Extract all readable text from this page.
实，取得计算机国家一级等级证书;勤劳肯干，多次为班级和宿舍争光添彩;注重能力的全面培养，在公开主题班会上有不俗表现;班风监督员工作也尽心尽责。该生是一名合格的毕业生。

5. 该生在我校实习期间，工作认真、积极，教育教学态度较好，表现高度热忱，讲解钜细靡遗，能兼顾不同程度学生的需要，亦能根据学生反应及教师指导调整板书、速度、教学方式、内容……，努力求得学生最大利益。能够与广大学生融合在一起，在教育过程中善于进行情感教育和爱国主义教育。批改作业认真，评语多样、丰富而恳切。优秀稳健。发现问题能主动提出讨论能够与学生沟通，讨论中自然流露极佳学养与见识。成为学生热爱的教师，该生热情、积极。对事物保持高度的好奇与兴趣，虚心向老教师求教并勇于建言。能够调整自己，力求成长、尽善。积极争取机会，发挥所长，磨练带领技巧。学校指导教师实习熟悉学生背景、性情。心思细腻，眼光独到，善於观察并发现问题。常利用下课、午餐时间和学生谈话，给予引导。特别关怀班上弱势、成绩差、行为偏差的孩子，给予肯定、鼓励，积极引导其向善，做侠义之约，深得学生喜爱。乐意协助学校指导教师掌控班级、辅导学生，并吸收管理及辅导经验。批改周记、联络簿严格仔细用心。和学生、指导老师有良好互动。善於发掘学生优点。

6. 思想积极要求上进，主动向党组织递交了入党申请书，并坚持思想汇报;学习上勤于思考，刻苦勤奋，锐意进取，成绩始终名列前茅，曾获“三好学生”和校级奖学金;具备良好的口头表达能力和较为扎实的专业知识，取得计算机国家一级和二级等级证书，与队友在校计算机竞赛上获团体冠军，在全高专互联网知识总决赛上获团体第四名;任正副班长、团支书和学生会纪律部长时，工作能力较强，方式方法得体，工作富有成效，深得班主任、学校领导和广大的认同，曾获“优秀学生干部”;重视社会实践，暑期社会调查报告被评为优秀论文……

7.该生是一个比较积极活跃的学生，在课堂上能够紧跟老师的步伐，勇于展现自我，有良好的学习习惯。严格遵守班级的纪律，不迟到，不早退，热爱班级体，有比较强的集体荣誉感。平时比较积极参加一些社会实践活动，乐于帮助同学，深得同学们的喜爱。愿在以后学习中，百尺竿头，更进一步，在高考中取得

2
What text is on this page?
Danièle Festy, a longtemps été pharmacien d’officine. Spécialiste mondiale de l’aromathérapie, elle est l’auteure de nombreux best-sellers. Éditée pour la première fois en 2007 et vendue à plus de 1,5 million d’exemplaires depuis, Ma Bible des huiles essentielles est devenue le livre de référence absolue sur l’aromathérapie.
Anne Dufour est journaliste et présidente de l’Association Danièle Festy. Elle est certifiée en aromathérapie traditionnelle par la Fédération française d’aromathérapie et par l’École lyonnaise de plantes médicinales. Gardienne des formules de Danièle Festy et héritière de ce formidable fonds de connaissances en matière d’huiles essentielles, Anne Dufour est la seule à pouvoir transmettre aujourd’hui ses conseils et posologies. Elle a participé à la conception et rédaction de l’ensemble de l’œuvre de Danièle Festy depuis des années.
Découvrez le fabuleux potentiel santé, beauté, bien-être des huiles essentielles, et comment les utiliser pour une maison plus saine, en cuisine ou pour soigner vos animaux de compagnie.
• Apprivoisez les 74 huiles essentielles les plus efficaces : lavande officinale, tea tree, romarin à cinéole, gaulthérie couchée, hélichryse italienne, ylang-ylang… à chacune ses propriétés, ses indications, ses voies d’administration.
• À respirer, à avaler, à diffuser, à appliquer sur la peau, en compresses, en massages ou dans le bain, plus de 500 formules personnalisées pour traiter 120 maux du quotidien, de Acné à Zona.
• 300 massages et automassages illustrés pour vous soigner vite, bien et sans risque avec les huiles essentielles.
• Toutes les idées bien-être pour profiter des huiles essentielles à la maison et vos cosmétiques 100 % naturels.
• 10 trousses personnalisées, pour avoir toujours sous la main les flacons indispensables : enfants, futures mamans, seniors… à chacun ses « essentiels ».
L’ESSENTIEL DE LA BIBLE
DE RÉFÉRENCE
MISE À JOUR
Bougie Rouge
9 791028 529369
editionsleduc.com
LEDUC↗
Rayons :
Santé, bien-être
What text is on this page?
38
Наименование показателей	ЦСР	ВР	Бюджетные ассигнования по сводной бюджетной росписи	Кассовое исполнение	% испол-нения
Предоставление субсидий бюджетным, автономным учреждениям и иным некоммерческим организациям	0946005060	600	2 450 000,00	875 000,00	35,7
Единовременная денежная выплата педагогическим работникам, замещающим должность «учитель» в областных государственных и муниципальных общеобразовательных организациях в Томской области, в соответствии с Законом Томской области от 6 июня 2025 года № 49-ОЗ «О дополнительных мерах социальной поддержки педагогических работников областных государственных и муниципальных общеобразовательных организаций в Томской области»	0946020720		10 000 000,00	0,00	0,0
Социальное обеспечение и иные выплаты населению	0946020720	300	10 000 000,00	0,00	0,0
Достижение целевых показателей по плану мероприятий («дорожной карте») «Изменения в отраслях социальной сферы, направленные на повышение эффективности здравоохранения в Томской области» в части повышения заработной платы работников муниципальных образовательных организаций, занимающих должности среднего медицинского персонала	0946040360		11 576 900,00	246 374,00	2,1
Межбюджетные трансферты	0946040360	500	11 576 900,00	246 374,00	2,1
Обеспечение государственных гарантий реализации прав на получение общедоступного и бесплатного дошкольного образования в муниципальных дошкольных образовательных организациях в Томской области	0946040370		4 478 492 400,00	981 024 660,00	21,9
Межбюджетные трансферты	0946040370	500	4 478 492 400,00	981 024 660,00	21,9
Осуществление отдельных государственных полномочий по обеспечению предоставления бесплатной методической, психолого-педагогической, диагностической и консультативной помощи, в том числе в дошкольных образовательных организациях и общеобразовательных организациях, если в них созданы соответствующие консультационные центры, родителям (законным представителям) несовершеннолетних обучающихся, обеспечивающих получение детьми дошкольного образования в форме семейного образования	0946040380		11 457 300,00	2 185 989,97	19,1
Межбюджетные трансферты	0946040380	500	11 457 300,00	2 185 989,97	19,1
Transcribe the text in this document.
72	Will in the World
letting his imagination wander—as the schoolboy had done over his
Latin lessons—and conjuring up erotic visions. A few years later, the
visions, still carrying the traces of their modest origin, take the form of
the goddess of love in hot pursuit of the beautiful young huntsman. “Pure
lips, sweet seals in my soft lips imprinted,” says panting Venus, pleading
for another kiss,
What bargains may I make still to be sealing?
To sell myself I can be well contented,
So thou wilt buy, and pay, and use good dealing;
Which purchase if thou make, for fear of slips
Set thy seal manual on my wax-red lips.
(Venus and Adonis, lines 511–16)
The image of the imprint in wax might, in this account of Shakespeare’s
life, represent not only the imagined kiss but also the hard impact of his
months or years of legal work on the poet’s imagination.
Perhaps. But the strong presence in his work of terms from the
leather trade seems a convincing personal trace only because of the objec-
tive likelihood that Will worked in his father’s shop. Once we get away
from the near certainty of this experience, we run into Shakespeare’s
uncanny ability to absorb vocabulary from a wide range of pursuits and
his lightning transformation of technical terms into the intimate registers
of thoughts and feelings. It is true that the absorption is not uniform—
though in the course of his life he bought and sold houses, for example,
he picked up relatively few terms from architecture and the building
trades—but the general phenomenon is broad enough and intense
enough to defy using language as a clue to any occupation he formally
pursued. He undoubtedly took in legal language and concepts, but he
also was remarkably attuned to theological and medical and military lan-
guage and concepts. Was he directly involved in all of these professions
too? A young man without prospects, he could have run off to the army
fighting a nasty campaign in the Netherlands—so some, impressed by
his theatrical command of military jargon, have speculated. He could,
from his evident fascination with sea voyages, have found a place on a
------------------------------------------------------------------------
Recopy the whole listing exactly.

● **Right answer**
Extract all readable text from this page.
实，取得计算机国家一级等级证书;勤劳肯干，多次为班级和宿舍争光添彩;注重能力的全面培养，在公开主题班会上有不俗表现;班风监督员工作也尽心尽责。该生是一名合格的毕业生。

5. 该生在我校实习期间，工作认真、积极，教育教学态度较好，表现高度热忱，讲解钜细靡遗，能兼顾不同程度学生的需要，亦能根据学生反应及教师指导调整板书、速度、教学方式、内容……，努力求得学生最大利益。能够与广大学生融合在一起，在教育过程中善于进行情感教育和爱国主义教育。批改作业认真，评语多样、丰富而恳切。优秀稳健。发现问题能主动提出讨论能够与学生沟通，讨论中自然流露极佳学养与见识。成为学生热爱的教师，该生热情、积极。对事物保持高度的好奇与兴趣，虚心向老教师求教并勇于建言。能够调整自己，力求成长、尽善。积极争取机会，发挥所长，磨练带领技巧。学校指导教师实习熟悉学生背景、性情。心思细腻，眼光独到，善於观察并发现问题。常利用下课、午餐时间和学生谈话，给予引导。特别关怀班上弱势、成绩差、行为偏差的孩子，给予肯定、鼓励，积极引导其向善，做侠义之约，深得学生喜爱。乐意协助学校指导教师掌控班级、辅导学生，并吸收管理及辅导经验。批改周记、联络簿严格仔细用心。和学生、指导老师有良好互动。善於发掘学生优点。

6. 思想积极要求上进，主动向党组织递交了入党申请书，并坚持思想汇报;学习上勤于思考，刻苦勤奋，锐意进取，成绩始终名列前茅，曾获“三好学生”和校级奖学金;具备良好的口头表达能力和较为扎实的专业知识，取得计算机国家一级和二级等级证书，与队友在校计算机竞赛上获团体冠军，在全高专互联网知识总决赛上获团体第四名;任正副班长、团支书和学生会纪律部长时，工作能力较强，方式方法得体，工作富有成效，深得班主任、学校领导和广大的认同，曾获“优秀学生干部”;重视社会实践，暑期社会调查报告被评为优秀论文……

7.该生是一个比较积极活跃的学生，在课堂上能够紧跟老师的步伐，勇于展现自我，有良好的学习习惯。严格遵守班级的纪律，不迟到，不早退，热爱班级体，有比较强的集体荣誉感。平时比较积极参加一些社会实践活动，乐于帮助同学，深得同学们的喜爱。愿在以后学习中，百尺竿头，更进一步，在高考中取得

2
What text is on this page?
Danièle Festy, a longtemps été pharmacien d’officine. Spécialiste mondiale de l’aromathérapie, elle est l’auteure de nombreux best-sellers. Éditée pour la première fois en 2007 et vendue à plus de 1,5 million d’exemplaires depuis, Ma Bible des huiles essentielles est devenue le livre de référence absolue sur l’aromathérapie.
Anne Dufour est journaliste et présidente de l’Association Danièle Festy. Elle est certifiée en aromathérapie traditionnelle par la Fédération française d’aromathérapie et par l’École lyonnaise de plantes médicinales. Gardienne des formules de Danièle Festy et héritière de ce formidable fonds de connaissances en matière d’huiles essentielles, Anne Dufour est la seule à pouvoir transmettre aujourd’hui ses conseils et posologies. Elle a participé à la conception et rédaction de l’ensemble de l’œuvre de Danièle Festy depuis des années.
Découvrez le fabuleux potentiel santé, beauté, bien-être des huiles essentielles, et comment les utiliser pour une maison plus saine, en cuisine ou pour soigner vos animaux de compagnie.
• Apprivoisez les 74 huiles essentielles les plus efficaces : lavande officinale, tea tree, romarin à cinéole, gaulthérie couchée, hélichryse italienne, ylang-ylang… à chacune ses propriétés, ses indications, ses voies d’administration.
• À respirer, à avaler, à diffuser, à appliquer sur la peau, en compresses, en massages ou dans le bain, plus de 500 formules personnalisées pour traiter 120 maux du quotidien, de Acné à Zona.
• 300 massages et automassages illustrés pour vous soigner vite, bien et sans risque avec les huiles essentielles.
• Toutes les idées bien-être pour profiter des huiles essentielles à la maison et vos cosmétiques 100 % naturels.
• 10 trousses personnalisées, pour avoir toujours sous la main les flacons indispensables : enfants, futures mamans, seniors… à chacun ses « essentiels ».
L’ESSENTIEL DE LA BIBLE
DE RÉFÉRENCE
MISE À JOUR
Bougie Rouge
9 791028 529369
editionsleduc.com
LEDUC↗
Rayons :
Santé, bien-être
What text is on this page?
38
Наименование показателей	ЦСР	ВР	Бюджетные ассигнования по сводной бюджетной росписи	Кассовое исполнение	% испол-нения
Предоставление субсидий бюджетным, автономным учреждениям и иным некоммерческим организациям	0946005060	600	2 450 000,00	875 000,00	35,7
Единовременная денежная выплата педагогическим работникам, замещающим должность «учитель» в областных государственных и муниципальных общеобразовательных организациях в Томской области, в соответствии с Законом Томской области от 6 июня 2025 года № 49-ОЗ «О дополнительных мерах социальной поддержки педагогических работников областных государственных и муниципальных общеобразовательных организаций в Томской области»	0946020720		10 000 000,00	0,00	0,0
Социальное обеспечение и иные выплаты населению	0946020720	300	10 000 000,00	0,00	0,0
Достижение целевых показателей по плану мероприятий («дорожной карте») «Изменения в отраслях социальной сферы, направленные на повышение эффективности здравоохранения в Томской области» в части повышения заработной платы работников муниципальных образовательных организаций, занимающих должности среднего медицинского персонала	0946040360		11 576 900,00	246 374,00	2,1
Межбюджетные трансферты	0946040360	500	11 576 900,00	246 374,00	2,1
Обеспечение государственных гарантий реализации прав на получение общедоступного и бесплатного дошкольного образования в муниципальных дошкольных образовательных организациях в Томской области	0946040370		4 478 492 400,00	981 024 660,00	21,9
Межбюджетные трансферты	0946040370	500	4 478 492 400,00	981 024 660,00	21,9
Осуществление отдельных государственных полномочий по обеспечению предоставления бесплатной методической, психолого-педагогической, диагностической и консультативной помощи, в том числе в дошкольных образовательных организациях и общеобразовательных организациях, если в них созданы соответствующие консультационные центры, родителям (законным представителям) несовершеннолетних обучающихся, обеспечивающих получение детьми дошкольного образования в форме семейного образования	0946040380		11 457 300,00	2 185 989,97	19,1
Межбюджетные трансферты	0946040380	500	11 457 300,00	2 185 989,97	19,1
Transcribe the text in this document.
72	Will in the World
letting his imagination wander—as the schoolboy had done over his
Latin lessons—and conjuring up erotic visions. A few years later, the
visions, still carrying the traces of their modest origin, take the form of
the goddess of love in hot pursuit of the beautiful young huntsman. “Pure
lips, sweet seals in my soft lips imprinted,” says panting Venus, pleading
for another kiss,
What bargains may I make still to be sealing?
To sell myself I can be well contented,
So thou wilt buy, and pay, and use good dealing;
Which purchase if thou make, for fear of slips
Set thy seal manual on my wax-red lips.
(Venus and Adonis, lines 511–16)
The image of the imprint in wax might, in this account of Shakespeare’s
life, represent not only the imagined kiss but also the hard impact of his
months or years of legal work on the poet’s imagination.
Perhaps. But the strong presence in his work of terms from the
leather trade seems a convincing personal trace only because of the objec-
tive likelihood that Will worked in his father’s shop. Once we get away
from the near certainty of this experience, we run into Shakespeare’s
uncanny ability to absorb vocabulary from a wide range of pursuits and
his lightning transformation of technical terms into the intimate registers
of thoughts and feelings. It is true that the absorption is not uniform—
though in the course of his life he bought and sold houses, for example,
he picked up relatively few terms from architecture and the building
trades—but the general phenomenon is broad enough and intense
enough to defy using language as a clue to any occupation he formally
pursued. He undoubtedly took in legal language and concepts, but he
also was remarkably attuned to theological and medical and military lan-
guage and concepts. Was he directly involved in all of these professions
too? A young man without prospects, he could have run off to the army
fighting a nasty campaign in the Netherlands—so some, impressed by
his theatrical command of military jargon, have speculated. He could,
from his evident fascination with sea voyages, have found a place on a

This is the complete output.